**Task prompt**:
Convert the lines below into a Markdown table with two columns, Row and Line. Put the row number under Row and the full line under Line, and omit any blank lines.

* start Material for this task *

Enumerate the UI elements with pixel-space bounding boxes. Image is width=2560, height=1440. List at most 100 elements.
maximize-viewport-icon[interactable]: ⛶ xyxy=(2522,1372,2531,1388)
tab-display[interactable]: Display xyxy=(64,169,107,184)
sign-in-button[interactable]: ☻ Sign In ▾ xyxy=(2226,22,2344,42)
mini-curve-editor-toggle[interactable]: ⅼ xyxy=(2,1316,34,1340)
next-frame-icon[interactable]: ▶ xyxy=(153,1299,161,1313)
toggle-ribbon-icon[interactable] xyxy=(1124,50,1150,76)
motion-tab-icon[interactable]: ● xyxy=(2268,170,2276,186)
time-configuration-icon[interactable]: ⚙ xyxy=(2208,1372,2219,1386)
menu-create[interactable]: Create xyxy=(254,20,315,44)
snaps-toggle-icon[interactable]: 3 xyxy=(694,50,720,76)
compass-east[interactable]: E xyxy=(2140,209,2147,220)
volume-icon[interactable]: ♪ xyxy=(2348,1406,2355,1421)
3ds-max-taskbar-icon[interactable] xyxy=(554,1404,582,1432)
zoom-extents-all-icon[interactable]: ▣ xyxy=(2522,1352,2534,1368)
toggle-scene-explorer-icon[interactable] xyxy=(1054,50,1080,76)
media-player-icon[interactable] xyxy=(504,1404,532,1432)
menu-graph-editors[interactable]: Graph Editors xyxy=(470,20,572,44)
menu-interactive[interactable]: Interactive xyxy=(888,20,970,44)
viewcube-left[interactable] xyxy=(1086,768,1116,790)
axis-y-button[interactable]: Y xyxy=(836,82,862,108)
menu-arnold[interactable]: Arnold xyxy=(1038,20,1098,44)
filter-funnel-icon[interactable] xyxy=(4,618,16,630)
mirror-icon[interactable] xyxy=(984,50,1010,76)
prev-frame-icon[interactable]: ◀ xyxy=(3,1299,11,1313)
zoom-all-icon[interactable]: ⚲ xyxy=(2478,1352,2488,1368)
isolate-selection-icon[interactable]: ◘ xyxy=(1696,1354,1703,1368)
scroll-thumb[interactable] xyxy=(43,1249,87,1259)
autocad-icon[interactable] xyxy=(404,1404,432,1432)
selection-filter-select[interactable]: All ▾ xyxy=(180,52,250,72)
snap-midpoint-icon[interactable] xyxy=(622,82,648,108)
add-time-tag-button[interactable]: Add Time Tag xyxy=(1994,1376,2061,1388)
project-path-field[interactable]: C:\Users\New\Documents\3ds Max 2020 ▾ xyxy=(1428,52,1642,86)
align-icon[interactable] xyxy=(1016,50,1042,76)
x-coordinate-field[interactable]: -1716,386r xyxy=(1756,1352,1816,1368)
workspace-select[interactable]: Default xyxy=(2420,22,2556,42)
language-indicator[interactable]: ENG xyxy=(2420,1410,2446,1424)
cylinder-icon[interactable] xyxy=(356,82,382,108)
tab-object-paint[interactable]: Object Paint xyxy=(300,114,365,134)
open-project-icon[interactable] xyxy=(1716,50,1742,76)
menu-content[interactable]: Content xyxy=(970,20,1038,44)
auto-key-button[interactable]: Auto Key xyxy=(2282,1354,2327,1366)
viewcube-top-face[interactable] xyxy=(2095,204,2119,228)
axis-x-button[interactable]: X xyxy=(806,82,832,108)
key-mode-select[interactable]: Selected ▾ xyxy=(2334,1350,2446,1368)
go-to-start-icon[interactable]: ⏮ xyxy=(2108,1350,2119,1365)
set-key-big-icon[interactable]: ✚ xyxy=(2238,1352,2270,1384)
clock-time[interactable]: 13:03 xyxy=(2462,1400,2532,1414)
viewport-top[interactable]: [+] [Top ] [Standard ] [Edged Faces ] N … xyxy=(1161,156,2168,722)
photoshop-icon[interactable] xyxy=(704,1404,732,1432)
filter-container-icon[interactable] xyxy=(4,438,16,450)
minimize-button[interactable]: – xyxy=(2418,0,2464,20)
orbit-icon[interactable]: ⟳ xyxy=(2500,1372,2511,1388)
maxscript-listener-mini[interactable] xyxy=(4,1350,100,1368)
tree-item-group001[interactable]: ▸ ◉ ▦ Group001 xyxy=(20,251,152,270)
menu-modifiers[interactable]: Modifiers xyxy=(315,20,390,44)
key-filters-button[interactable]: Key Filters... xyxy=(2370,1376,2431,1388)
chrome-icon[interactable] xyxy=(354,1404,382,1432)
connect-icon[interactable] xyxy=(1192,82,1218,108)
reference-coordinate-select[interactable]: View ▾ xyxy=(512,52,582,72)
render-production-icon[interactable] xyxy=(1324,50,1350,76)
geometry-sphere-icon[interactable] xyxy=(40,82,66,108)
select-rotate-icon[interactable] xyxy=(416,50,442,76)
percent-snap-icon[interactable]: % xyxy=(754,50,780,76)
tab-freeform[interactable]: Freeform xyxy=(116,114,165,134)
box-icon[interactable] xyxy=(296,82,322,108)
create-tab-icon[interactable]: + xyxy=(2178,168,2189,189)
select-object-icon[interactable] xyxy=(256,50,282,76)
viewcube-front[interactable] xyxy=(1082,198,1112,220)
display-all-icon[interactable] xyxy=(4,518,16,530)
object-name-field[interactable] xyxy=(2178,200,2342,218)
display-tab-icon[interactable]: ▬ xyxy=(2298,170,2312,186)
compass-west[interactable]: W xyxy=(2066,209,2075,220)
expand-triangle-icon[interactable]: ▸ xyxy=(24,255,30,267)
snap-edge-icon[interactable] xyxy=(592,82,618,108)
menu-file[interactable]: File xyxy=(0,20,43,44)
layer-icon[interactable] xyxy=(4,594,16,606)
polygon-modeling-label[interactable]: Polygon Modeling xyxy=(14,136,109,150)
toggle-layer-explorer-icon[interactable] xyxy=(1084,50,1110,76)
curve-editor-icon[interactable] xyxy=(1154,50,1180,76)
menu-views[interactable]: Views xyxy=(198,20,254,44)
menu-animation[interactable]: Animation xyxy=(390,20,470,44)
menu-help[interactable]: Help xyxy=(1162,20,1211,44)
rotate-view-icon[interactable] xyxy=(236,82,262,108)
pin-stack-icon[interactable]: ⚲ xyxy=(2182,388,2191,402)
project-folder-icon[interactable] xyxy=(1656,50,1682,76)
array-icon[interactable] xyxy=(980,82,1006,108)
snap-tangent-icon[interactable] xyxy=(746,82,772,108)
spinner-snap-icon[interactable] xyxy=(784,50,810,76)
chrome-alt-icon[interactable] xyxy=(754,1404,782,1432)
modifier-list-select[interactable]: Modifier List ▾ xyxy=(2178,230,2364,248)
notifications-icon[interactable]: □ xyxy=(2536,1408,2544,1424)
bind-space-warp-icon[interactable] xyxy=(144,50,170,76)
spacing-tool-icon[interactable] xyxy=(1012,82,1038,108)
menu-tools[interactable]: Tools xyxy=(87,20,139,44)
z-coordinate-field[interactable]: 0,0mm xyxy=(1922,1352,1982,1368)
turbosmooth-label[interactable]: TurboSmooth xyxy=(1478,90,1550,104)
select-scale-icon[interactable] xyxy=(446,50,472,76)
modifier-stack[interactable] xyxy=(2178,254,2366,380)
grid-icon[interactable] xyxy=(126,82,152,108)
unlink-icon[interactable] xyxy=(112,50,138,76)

* end Material for this task *

**Solved problem**:
| Row | Line |
|---|---|
| 1 | Enumerate the UI elements with pixel-space bounding boxes. Image is width=2560, height=1440. List at most 100 elements. |
| 2 | maximize-viewport-icon[interactable]: ⛶ xyxy=(2522,1372,2531,1388) |
| 3 | tab-display[interactable]: Display xyxy=(64,169,107,184) |
| 4 | sign-in-button[interactable]: ☻ Sign In ▾ xyxy=(2226,22,2344,42) |
| 5 | mini-curve-editor-toggle[interactable]: ⅼ xyxy=(2,1316,34,1340) |
| 6 | next-frame-icon[interactable]: ▶ xyxy=(153,1299,161,1313) |
| 7 | toggle-ribbon-icon[interactable] xyxy=(1124,50,1150,76) |
| 8 | motion-tab-icon[interactable]: ● xyxy=(2268,170,2276,186) |
| 9 | time-configuration-icon[interactable]: ⚙ xyxy=(2208,1372,2219,1386) |
| 10 | menu-create[interactable]: Create xyxy=(254,20,315,44) |
| 11 | snaps-toggle-icon[interactable]: 3 xyxy=(694,50,720,76) |
| 12 | compass-east[interactable]: E xyxy=(2140,209,2147,220) |
| 13 | volume-icon[interactable]: ♪ xyxy=(2348,1406,2355,1421) |
| 14 | 3ds-max-taskbar-icon[interactable] xyxy=(554,1404,582,1432) |
| 15 | zoom-extents-all-icon[interactable]: ▣ xyxy=(2522,1352,2534,1368) |
| 16 | toggle-scene-explorer-icon[interactable] xyxy=(1054,50,1080,76) |
| 17 | media-player-icon[interactable] xyxy=(504,1404,532,1432) |
| 18 | menu-graph-editors[interactable]: Graph Editors xyxy=(470,20,572,44) |
| 19 | menu-interactive[interactable]: Interactive xyxy=(888,20,970,44) |
| 20 | viewcube-left[interactable] xyxy=(1086,768,1116,790) |
| 21 | axis-y-button[interactable]: Y xyxy=(836,82,862,108) |
| 22 | menu-arnold[interactable]: Arnold xyxy=(1038,20,1098,44) |
| 23 | filter-funnel-icon[interactable] xyxy=(4,618,16,630) |
| 24 | mirror-icon[interactable] xyxy=(984,50,1010,76) |
| 25 | prev-frame-icon[interactable]: ◀ xyxy=(3,1299,11,1313) |
| 26 | zoom-all-icon[interactable]: ⚲ xyxy=(2478,1352,2488,1368) |
| 27 | isolate-selection-icon[interactable]: ◘ xyxy=(1696,1354,1703,1368) |
| 28 | scroll-thumb[interactable] xyxy=(43,1249,87,1259) |
| 29 | autocad-icon[interactable] xyxy=(404,1404,432,1432) |
| 30 | selection-filter-select[interactable]: All ▾ xyxy=(180,52,250,72) |
| 31 | snap-midpoint-icon[interactable] xyxy=(622,82,648,108) |
| 32 | add-time-tag-button[interactable]: Add Time Tag xyxy=(1994,1376,2061,1388) |
| 33 | project-path-field[interactable]: C:\Users\New\Documents\3ds Max 2020 ▾ xyxy=(1428,52,1642,86) |
| 34 | align-icon[interactable] xyxy=(1016,50,1042,76) |
| 35 | x-coordinate-field[interactable]: -1716,386r xyxy=(1756,1352,1816,1368) |
| 36 | workspace-select[interactable]: Default xyxy=(2420,22,2556,42) |
| 37 | language-indicator[interactable]: ENG xyxy=(2420,1410,2446,1424) |
| 38 | cylinder-icon[interactable] xyxy=(356,82,382,108) |
| 39 | tab-object-paint[interactable]: Object Paint xyxy=(300,114,365,134) |
| 40 | open-project-icon[interactable] xyxy=(1716,50,1742,76) |
| 41 | menu-content[interactable]: Content xyxy=(970,20,1038,44) |
| 42 | auto-key-button[interactable]: Auto Key xyxy=(2282,1354,2327,1366) |
| 43 | viewcube-top-face[interactable] xyxy=(2095,204,2119,228) |
| 44 | axis-x-button[interactable]: X xyxy=(806,82,832,108) |
| 45 | key-mode-select[interactable]: Selected ▾ xyxy=(2334,1350,2446,1368) |
| 46 | go-to-start-icon[interactable]: ⏮ xyxy=(2108,1350,2119,1365) |
| 47 | set-key-big-icon[interactable]: ✚ xyxy=(2238,1352,2270,1384) |
| 48 | clock-time[interactable]: 13:03 xyxy=(2462,1400,2532,1414) |
| 49 | viewport-top[interactable]: [+] [Top ] [Standard ] [Edged Faces ] N … xyxy=(1161,156,2168,722) |
| 50 | photoshop-icon[interactable] xyxy=(704,1404,732,1432) |
| 51 | filter-container-icon[interactable] xyxy=(4,438,16,450) |
| 52 | minimize-button[interactable]: – xyxy=(2418,0,2464,20) |
| 53 | orbit-icon[interactable]: ⟳ xyxy=(2500,1372,2511,1388) |
| 54 | maxscript-listener-mini[interactable] xyxy=(4,1350,100,1368) |
| 55 | tree-item-group001[interactable]: ▸ ◉ ▦ Group001 xyxy=(20,251,152,270) |
| 56 | menu-modifiers[interactable]: Modifiers xyxy=(315,20,390,44) |
| 57 | key-filters-button[interactable]: Key Filters... xyxy=(2370,1376,2431,1388) |
| 58 | chrome-icon[interactable] xyxy=(354,1404,382,1432) |
| 59 | connect-icon[interactable] xyxy=(1192,82,1218,108) |
| 60 | reference-coordinate-select[interactable]: View ▾ xyxy=(512,52,582,72) |
| 61 | render-production-icon[interactable] xyxy=(1324,50,1350,76) |
| 62 | geometry-sphere-icon[interactable] xyxy=(40,82,66,108) |
| 63 | select-rotate-icon[interactable] xyxy=(416,50,442,76) |
| 64 | percent-snap-icon[interactable]: % xyxy=(754,50,780,76) |
| 65 | tab-freeform[interactable]: Freeform xyxy=(116,114,165,134) |
| 66 | box-icon[interactable] xyxy=(296,82,322,108) |
| 67 | create-tab-icon[interactable]: + xyxy=(2178,168,2189,189) |
| 68 | select-object-icon[interactable] xyxy=(256,50,282,76) |
| 69 | viewcube-front[interactable] xyxy=(1082,198,1112,220) |
| 70 | display-all-icon[interactable] xyxy=(4,518,16,530) |
| 71 | object-name-field[interactable] xyxy=(2178,200,2342,218) |
| 72 | display-tab-icon[interactable]: ▬ xyxy=(2298,170,2312,186) |
| 73 | compass-west[interactable]: W xyxy=(2066,209,2075,220) |
| 74 | expand-triangle-icon[interactable]: ▸ xyxy=(24,255,30,267) |
| 75 | snap-edge-icon[interactable] xyxy=(592,82,618,108) |
| 76 | menu-file[interactable]: File xyxy=(0,20,43,44) |
| 77 | layer-icon[interactable] xyxy=(4,594,16,606) |
| 78 | polygon-modeling-label[interactable]: Polygon Modeling xyxy=(14,136,109,150) |
| 79 | toggle-layer-explorer-icon[interactable] xyxy=(1084,50,1110,76) |
| 80 | curve-editor-icon[interactable] xyxy=(1154,50,1180,76) |
| 81 | menu-views[interactable]: Views xyxy=(198,20,254,44) |
| 82 | menu-animation[interactable]: Animation xyxy=(390,20,470,44) |
| 83 | menu-help[interactable]: Help xyxy=(1162,20,1211,44) |
| 84 | rotate-view-icon[interactable] xyxy=(236,82,262,108) |
| 85 | pin-stack-icon[interactable]: ⚲ xyxy=(2182,388,2191,402) |
| 86 | project-folder-icon[interactable] xyxy=(1656,50,1682,76) |
| 87 | array-icon[interactable] xyxy=(980,82,1006,108) |
| 88 | snap-tangent-icon[interactable] xyxy=(746,82,772,108) |
| 89 | spinner-snap-icon[interactable] xyxy=(784,50,810,76) |
| 90 | chrome-alt-icon[interactable] xyxy=(754,1404,782,1432) |
| 91 | modifier-list-select[interactable]: Modifier List ▾ xyxy=(2178,230,2364,248) |
| 92 | notifications-icon[interactable]: □ xyxy=(2536,1408,2544,1424) |
| 93 | bind-space-warp-icon[interactable] xyxy=(144,50,170,76) |
| 94 | spacing-tool-icon[interactable] xyxy=(1012,82,1038,108) |
| 95 | menu-tools[interactable]: Tools xyxy=(87,20,139,44) |
| 96 | z-coordinate-field[interactable]: 0,0mm xyxy=(1922,1352,1982,1368) |
| 97 | turbosmooth-label[interactable]: TurboSmooth xyxy=(1478,90,1550,104) |
| 98 | select-scale-icon[interactable] xyxy=(446,50,472,76) |
| 99 | modifier-stack[interactable] xyxy=(2178,254,2366,380) |
| 100 | grid-icon[interactable] xyxy=(126,82,152,108) |
| 101 | unlink-icon[interactable] xyxy=(112,50,138,76) |